## Exercise description
Pick out every line holding the string "level" and copy it.

(Stored entries)
^^^^^^^^^^^^^^^^

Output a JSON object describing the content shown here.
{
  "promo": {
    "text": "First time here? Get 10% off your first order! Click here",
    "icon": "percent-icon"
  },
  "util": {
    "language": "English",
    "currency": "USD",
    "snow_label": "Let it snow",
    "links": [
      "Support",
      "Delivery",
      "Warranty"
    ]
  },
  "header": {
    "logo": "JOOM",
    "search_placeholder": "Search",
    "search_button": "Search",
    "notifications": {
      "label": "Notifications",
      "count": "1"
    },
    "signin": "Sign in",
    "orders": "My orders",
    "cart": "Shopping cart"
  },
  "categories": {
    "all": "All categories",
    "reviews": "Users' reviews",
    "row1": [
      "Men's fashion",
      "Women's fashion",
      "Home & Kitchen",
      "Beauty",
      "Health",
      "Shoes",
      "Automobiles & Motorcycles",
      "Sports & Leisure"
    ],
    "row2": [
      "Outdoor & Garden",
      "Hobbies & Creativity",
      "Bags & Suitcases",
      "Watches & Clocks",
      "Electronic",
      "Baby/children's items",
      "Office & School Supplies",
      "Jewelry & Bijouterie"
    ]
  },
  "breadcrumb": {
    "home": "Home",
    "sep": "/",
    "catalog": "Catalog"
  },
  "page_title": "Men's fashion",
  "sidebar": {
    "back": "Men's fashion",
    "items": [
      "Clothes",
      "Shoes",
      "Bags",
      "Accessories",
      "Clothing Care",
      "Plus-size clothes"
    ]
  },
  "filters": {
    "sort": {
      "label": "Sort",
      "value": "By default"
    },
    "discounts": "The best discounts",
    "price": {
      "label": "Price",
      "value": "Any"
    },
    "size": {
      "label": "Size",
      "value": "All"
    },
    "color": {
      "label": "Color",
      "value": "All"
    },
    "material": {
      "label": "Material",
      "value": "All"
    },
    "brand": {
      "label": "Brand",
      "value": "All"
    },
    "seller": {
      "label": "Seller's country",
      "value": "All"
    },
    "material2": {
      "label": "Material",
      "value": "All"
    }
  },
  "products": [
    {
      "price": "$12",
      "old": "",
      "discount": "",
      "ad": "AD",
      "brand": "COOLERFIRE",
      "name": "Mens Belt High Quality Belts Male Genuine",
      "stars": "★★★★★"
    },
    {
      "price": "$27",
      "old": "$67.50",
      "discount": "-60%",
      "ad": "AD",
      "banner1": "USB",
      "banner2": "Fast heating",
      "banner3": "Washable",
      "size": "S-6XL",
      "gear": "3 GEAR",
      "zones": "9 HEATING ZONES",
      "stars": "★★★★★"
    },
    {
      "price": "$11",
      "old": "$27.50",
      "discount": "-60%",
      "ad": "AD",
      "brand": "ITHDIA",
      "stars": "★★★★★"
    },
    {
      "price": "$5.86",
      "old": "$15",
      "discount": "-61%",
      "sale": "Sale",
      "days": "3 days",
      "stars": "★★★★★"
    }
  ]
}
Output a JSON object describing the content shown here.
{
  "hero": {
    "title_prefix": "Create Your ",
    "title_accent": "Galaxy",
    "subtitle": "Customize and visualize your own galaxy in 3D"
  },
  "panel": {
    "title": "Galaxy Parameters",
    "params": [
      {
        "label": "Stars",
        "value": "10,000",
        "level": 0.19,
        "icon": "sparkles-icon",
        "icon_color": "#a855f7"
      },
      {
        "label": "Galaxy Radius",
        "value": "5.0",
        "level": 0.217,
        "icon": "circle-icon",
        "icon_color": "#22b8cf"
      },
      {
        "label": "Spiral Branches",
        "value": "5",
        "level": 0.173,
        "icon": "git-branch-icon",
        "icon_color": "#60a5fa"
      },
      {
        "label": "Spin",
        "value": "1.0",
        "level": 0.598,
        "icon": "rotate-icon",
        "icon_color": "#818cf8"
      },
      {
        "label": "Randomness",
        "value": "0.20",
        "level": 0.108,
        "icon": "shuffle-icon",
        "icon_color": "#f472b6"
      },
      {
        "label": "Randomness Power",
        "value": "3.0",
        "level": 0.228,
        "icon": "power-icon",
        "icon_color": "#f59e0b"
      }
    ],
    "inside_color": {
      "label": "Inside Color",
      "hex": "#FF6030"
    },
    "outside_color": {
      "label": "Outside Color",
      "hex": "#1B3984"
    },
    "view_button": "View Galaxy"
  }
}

^^^^^^^^^^^^^^^^

## Solution to this problem
        "level": 0.19,
        "level": 0.217,
        "level": 0.173,
        "level": 0.598,
        "level": 0.108,
        "level": 0.228,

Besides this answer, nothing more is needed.